*** Data extract

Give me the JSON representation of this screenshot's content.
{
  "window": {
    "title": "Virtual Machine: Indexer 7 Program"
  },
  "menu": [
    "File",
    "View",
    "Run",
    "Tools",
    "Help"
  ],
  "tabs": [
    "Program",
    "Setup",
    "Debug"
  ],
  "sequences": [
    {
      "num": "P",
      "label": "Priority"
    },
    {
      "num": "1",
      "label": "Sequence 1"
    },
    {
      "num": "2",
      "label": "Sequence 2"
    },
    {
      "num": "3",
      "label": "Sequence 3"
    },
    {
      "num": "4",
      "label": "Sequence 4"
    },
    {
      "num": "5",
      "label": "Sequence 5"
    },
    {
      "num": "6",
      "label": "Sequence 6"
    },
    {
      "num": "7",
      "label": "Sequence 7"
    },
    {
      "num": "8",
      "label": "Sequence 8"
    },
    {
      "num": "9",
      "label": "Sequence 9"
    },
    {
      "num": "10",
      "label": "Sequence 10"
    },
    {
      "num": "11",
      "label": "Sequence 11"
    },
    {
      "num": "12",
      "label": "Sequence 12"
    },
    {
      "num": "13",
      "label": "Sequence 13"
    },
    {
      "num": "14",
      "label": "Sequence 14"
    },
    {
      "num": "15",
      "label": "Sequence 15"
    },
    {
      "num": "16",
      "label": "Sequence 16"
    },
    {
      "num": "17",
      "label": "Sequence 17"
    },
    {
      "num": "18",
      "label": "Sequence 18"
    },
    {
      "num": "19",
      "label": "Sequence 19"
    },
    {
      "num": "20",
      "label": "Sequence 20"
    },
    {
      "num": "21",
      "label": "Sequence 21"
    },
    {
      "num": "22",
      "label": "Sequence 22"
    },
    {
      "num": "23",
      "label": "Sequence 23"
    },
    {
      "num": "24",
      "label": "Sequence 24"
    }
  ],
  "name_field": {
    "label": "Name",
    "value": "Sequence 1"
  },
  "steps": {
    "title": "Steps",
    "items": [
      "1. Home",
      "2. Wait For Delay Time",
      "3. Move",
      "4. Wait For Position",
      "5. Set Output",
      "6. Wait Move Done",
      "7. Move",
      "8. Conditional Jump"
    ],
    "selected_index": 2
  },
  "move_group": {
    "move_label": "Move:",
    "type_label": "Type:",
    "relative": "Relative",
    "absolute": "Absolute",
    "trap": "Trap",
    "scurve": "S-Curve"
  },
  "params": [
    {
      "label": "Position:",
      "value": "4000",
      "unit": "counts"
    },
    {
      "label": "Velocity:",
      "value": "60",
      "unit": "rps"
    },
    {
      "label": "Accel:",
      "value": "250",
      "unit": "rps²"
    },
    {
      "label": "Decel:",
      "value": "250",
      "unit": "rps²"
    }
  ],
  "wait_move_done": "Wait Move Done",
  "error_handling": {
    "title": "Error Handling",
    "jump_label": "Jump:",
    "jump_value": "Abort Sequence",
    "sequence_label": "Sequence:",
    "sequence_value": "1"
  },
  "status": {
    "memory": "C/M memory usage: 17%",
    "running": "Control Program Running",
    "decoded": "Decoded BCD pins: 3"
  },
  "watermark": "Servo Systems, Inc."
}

******

Required task
Repeat the preceding lines exactly, please, every one of them.

Finished task
Give me the JSON representation of this screenshot's content.
{
  "window": {
    "title": "Virtual Machine: Indexer 7 Program"
  },
  "menu": [
    "File",
    "View",
    "Run",
    "Tools",
    "Help"
  ],
  "tabs": [
    "Program",
    "Setup",
    "Debug"
  ],
  "sequences": [
    {
      "num": "P",
      "label": "Priority"
    },
    {
      "num": "1",
      "label": "Sequence 1"
    },
    {
      "num": "2",
      "label": "Sequence 2"
    },
    {
      "num": "3",
      "label": "Sequence 3"
    },
    {
      "num": "4",
      "label": "Sequence 4"
    },
    {
      "num": "5",
      "label": "Sequence 5"
    },
    {
      "num": "6",
      "label": "Sequence 6"
    },
    {
      "num": "7",
      "label": "Sequence 7"
    },
    {
      "num": "8",
      "label": "Sequence 8"
    },
    {
      "num": "9",
      "label": "Sequence 9"
    },
    {
      "num": "10",
      "label": "Sequence 10"
    },
    {
      "num": "11",
      "label": "Sequence 11"
    },
    {
      "num": "12",
      "label": "Sequence 12"
    },
    {
      "num": "13",
      "label": "Sequence 13"
    },
    {
      "num": "14",
      "label": "Sequence 14"
    },
    {
      "num": "15",
      "label": "Sequence 15"
    },
    {
      "num": "16",
      "label": "Sequence 16"
    },
    {
      "num": "17",
      "label": "Sequence 17"
    },
    {
      "num": "18",
      "label": "Sequence 18"
    },
    {
      "num": "19",
      "label": "Sequence 19"
    },
    {
      "num": "20",
      "label": "Sequence 20"
    },
    {
      "num": "21",
      "label": "Sequence 21"
    },
    {
      "num": "22",
      "label": "Sequence 22"
    },
    {
      "num": "23",
      "label": "Sequence 23"
    },
    {
      "num": "24",
      "label": "Sequence 24"
    }
  ],
  "name_field": {
    "label": "Name",
    "value": "Sequence 1"
  },
  "steps": {
    "title": "Steps",
    "items": [
      "1. Home",
      "2. Wait For Delay Time",
      "3. Move",
      "4. Wait For Position",
      "5. Set Output",
      "6. Wait Move Done",
      "7. Move",
      "8. Conditional Jump"
    ],
    "selected_index": 2
  },
  "move_group": {
    "move_label": "Move:",
    "type_label": "Type:",
    "relative": "Relative",
    "absolute": "Absolute",
    "trap": "Trap",
    "scurve": "S-Curve"
  },
  "params": [
    {
      "label": "Position:",
      "value": "4000",
      "unit": "counts"
    },
    {
      "label": "Velocity:",
      "value": "60",
      "unit": "rps"
    },
    {
      "label": "Accel:",
      "value": "250",
      "unit": "rps²"
    },
    {
      "label": "Decel:",
      "value": "250",
      "unit": "rps²"
    }
  ],
  "wait_move_done": "Wait Move Done",
  "error_handling": {
    "title": "Error Handling",
    "jump_label": "Jump:",
    "jump_value": "Abort Sequence",
    "sequence_label": "Sequence:",
    "sequence_value": "1"
  },
  "status": {
    "memory": "C/M memory usage: 17%",
    "running": "Control Program Running",
    "decoded": "Decoded BCD pins: 3"
  },
  "watermark": "Servo Systems, Inc."
}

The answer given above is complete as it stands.